WORK TO COMPLETE: Transcribe all of the records word for word, but omit the pictures.

----

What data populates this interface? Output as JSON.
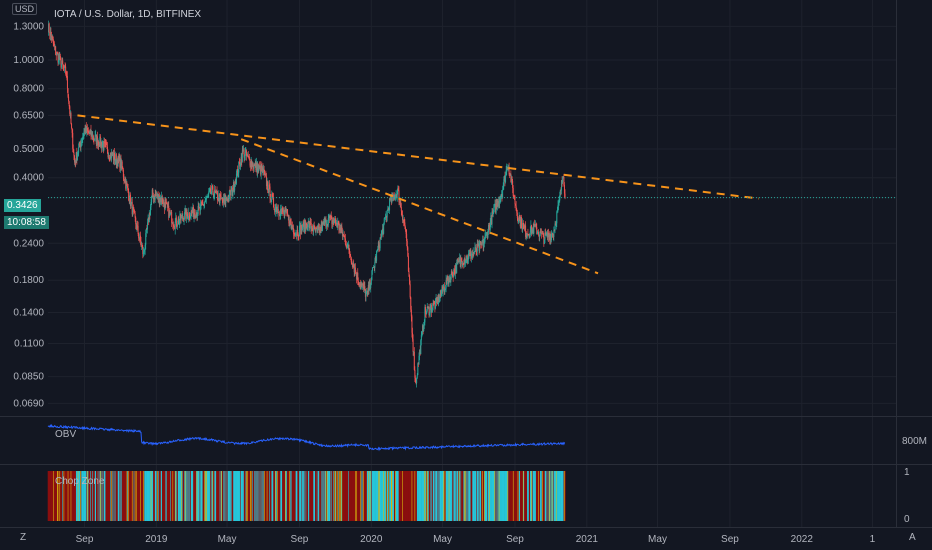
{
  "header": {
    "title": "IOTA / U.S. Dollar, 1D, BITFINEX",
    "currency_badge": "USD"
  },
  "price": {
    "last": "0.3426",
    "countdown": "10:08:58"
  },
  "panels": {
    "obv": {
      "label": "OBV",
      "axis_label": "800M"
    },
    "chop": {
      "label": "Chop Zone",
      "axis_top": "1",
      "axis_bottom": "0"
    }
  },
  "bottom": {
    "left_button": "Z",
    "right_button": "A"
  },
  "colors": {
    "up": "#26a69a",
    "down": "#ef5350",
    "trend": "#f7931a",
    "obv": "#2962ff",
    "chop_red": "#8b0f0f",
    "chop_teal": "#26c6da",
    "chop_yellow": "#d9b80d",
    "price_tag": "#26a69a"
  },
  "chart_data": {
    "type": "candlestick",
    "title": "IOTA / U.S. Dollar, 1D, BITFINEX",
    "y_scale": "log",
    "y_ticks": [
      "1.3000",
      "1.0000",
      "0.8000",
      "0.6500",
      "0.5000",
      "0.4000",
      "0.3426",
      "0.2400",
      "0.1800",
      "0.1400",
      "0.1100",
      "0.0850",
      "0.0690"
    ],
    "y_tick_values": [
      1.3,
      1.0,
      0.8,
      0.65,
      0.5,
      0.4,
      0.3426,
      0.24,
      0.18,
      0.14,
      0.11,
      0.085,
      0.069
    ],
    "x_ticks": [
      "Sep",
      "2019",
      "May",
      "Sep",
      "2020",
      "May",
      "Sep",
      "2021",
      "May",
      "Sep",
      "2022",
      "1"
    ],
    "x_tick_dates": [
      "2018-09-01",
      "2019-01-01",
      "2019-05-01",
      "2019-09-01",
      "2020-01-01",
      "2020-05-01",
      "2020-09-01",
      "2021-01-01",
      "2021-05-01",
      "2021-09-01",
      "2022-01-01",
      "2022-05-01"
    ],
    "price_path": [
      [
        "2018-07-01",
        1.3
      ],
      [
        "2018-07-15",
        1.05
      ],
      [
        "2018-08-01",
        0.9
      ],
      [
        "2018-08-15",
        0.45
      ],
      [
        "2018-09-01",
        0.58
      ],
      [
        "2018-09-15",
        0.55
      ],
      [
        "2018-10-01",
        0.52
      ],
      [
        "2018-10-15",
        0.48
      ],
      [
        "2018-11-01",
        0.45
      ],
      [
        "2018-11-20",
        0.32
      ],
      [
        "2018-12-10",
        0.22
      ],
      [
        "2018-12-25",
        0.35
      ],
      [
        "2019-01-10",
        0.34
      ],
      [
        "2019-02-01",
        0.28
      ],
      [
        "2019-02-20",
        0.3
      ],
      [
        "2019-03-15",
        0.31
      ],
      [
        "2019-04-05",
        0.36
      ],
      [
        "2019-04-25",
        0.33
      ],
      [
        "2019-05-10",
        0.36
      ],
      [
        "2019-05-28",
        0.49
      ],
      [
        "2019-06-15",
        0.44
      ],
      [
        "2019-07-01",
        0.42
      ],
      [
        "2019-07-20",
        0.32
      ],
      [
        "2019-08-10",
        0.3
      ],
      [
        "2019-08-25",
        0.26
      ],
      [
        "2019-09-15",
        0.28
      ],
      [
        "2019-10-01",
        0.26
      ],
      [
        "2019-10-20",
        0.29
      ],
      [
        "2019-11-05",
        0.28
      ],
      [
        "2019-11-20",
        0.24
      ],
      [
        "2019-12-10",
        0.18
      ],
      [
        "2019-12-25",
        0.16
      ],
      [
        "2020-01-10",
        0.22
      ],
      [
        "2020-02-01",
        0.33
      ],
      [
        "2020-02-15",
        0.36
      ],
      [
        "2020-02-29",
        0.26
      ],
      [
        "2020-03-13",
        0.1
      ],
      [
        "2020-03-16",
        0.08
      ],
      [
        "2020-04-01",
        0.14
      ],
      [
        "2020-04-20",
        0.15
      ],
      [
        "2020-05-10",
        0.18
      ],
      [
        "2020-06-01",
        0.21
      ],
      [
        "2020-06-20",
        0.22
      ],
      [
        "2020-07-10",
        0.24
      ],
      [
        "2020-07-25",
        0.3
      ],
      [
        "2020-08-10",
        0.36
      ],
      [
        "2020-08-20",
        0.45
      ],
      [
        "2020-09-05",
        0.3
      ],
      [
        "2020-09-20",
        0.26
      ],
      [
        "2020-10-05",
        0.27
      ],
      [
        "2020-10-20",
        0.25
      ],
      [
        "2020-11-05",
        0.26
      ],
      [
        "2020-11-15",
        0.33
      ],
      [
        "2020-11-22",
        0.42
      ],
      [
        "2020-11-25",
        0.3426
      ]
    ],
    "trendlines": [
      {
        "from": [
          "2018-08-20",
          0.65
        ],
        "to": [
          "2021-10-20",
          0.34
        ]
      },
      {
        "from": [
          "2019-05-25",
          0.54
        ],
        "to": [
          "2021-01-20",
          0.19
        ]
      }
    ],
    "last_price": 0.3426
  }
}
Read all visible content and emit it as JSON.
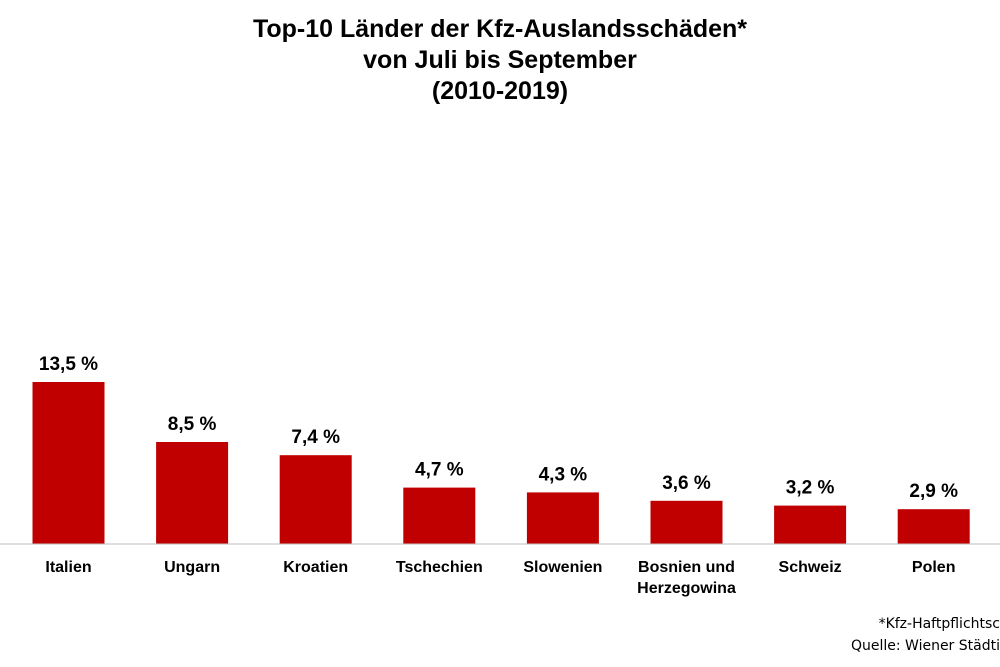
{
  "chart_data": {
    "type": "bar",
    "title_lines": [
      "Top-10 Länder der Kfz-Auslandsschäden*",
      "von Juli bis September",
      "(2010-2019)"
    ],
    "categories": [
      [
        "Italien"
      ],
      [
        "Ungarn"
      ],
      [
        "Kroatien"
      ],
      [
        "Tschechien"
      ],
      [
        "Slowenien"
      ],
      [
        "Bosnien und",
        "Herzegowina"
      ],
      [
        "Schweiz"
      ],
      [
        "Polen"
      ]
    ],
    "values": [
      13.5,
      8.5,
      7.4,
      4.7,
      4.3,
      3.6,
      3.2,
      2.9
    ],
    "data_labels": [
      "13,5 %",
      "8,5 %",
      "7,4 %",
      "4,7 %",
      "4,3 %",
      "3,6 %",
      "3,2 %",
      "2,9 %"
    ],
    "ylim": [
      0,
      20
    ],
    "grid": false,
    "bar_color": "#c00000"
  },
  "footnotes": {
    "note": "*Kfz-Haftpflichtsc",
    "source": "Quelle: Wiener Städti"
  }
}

----

THE RESULT:
What data populates this interface? Output as JSON.
{
  "header": {
    "title": "IOTA / U.S. Dollar, 1D, BITFINEX",
    "currency_badge": "USD"
  },
  "price": {
    "last": "0.3426",
    "countdown": "10:08:58"
  },
  "panels": {
    "obv": {
      "label": "OBV",
      "axis_label": "800M"
    },
    "chop": {
      "label": "Chop Zone",
      "axis_top": "1",
      "axis_bottom": "0"
    }
  },
  "bottom": {
    "left_button": "Z",
    "right_button": "A"
  },
  "colors": {
    "up": "#26a69a",
    "down": "#ef5350",
    "trend": "#f7931a",
    "obv": "#2962ff",
    "chop_red": "#8b0f0f",
    "chop_teal": "#26c6da",
    "chop_yellow": "#d9b80d",
    "price_tag": "#26a69a"
  },
  "chart_data": {
    "type": "candlestick",
    "title": "IOTA / U.S. Dollar, 1D, BITFINEX",
    "y_scale": "log",
    "y_ticks": [
      "1.3000",
      "1.0000",
      "0.8000",
      "0.6500",
      "0.5000",
      "0.4000",
      "0.3426",
      "0.2400",
      "0.1800",
      "0.1400",
      "0.1100",
      "0.0850",
      "0.0690"
    ],
    "y_tick_values": [
      1.3,
      1.0,
      0.8,
      0.65,
      0.5,
      0.4,
      0.3426,
      0.24,
      0.18,
      0.14,
      0.11,
      0.085,
      0.069
    ],
    "x_ticks": [
      "Sep",
      "2019",
      "May",
      "Sep",
      "2020",
      "May",
      "Sep",
      "2021",
      "May",
      "Sep",
      "2022",
      "1"
    ],
    "x_tick_dates": [
      "2018-09-01",
      "2019-01-01",
      "2019-05-01",
      "2019-09-01",
      "2020-01-01",
      "2020-05-01",
      "2020-09-01",
      "2021-01-01",
      "2021-05-01",
      "2021-09-01",
      "2022-01-01",
      "2022-05-01"
    ],
    "price_path": [
      [
        "2018-07-01",
        1.3
      ],
      [
        "2018-07-15",
        1.05
      ],
      [
        "2018-08-01",
        0.9
      ],
      [
        "2018-08-15",
        0.45
      ],
      [
        "2018-09-01",
        0.58
      ],
      [
        "2018-09-15",
        0.55
      ],
      [
        "2018-10-01",
        0.52
      ],
      [
        "2018-10-15",
        0.48
      ],
      [
        "2018-11-01",
        0.45
      ],
      [
        "2018-11-20",
        0.32
      ],
      [
        "2018-12-10",
        0.22
      ],
      [
        "2018-12-25",
        0.35
      ],
      [
        "2019-01-10",
        0.34
      ],
      [
        "2019-02-01",
        0.28
      ],
      [
        "2019-02-20",
        0.3
      ],
      [
        "2019-03-15",
        0.31
      ],
      [
        "2019-04-05",
        0.36
      ],
      [
        "2019-04-25",
        0.33
      ],
      [
        "2019-05-10",
        0.36
      ],
      [
        "2019-05-28",
        0.49
      ],
      [
        "2019-06-15",
        0.44
      ],
      [
        "2019-07-01",
        0.42
      ],
      [
        "2019-07-20",
        0.32
      ],
      [
        "2019-08-10",
        0.3
      ],
      [
        "2019-08-25",
        0.26
      ],
      [
        "2019-09-15",
        0.28
      ],
      [
        "2019-10-01",
        0.26
      ],
      [
        "2019-10-20",
        0.29
      ],
      [
        "2019-11-05",
        0.28
      ],
      [
        "2019-11-20",
        0.24
      ],
      [
        "2019-12-10",
        0.18
      ],
      [
        "2019-12-25",
        0.16
      ],
      [
        "2020-01-10",
        0.22
      ],
      [
        "2020-02-01",
        0.33
      ],
      [
        "2020-02-15",
        0.36
      ],
      [
        "2020-02-29",
        0.26
      ],
      [
        "2020-03-13",
        0.1
      ],
      [
        "2020-03-16",
        0.08
      ],
      [
        "2020-04-01",
        0.14
      ],
      [
        "2020-04-20",
        0.15
      ],
      [
        "2020-05-10",
        0.18
      ],
      [
        "2020-06-01",
        0.21
      ],
      [
        "2020-06-20",
        0.22
      ],
      [
        "2020-07-10",
        0.24
      ],
      [
        "2020-07-25",
        0.3
      ],
      [
        "2020-08-10",
        0.36
      ],
      [
        "2020-08-20",
        0.45
      ],
      [
        "2020-09-05",
        0.3
      ],
      [
        "2020-09-20",
        0.26
      ],
      [
        "2020-10-05",
        0.27
      ],
      [
        "2020-10-20",
        0.25
      ],
      [
        "2020-11-05",
        0.26
      ],
      [
        "2020-11-15",
        0.33
      ],
      [
        "2020-11-22",
        0.42
      ],
      [
        "2020-11-25",
        0.3426
      ]
    ],
    "trendlines": [
      {
        "from": [
          "2018-08-20",
          0.65
        ],
        "to": [
          "2021-10-20",
          0.34
        ]
      },
      {
        "from": [
          "2019-05-25",
          0.54
        ],
        "to": [
          "2021-01-20",
          0.19
        ]
      }
    ],
    "last_price": 0.3426
  }
}
Read all visible content and emit it as JSON.
{
  "chart_data": {
    "type": "bar",
    "title_lines": [
      "Top-10 Länder der Kfz-Auslandsschäden*",
      "von Juli bis September",
      "(2010-2019)"
    ],
    "categories": [
      [
        "Italien"
      ],
      [
        "Ungarn"
      ],
      [
        "Kroatien"
      ],
      [
        "Tschechien"
      ],
      [
        "Slowenien"
      ],
      [
        "Bosnien und",
        "Herzegowina"
      ],
      [
        "Schweiz"
      ],
      [
        "Polen"
      ]
    ],
    "values": [
      13.5,
      8.5,
      7.4,
      4.7,
      4.3,
      3.6,
      3.2,
      2.9
    ],
    "data_labels": [
      "13,5 %",
      "8,5 %",
      "7,4 %",
      "4,7 %",
      "4,3 %",
      "3,6 %",
      "3,2 %",
      "2,9 %"
    ],
    "ylim": [
      0,
      20
    ],
    "grid": false,
    "bar_color": "#c00000"
  },
  "footnotes": {
    "note": "*Kfz-Haftpflichtsc",
    "source": "Quelle: Wiener Städti"
  }
}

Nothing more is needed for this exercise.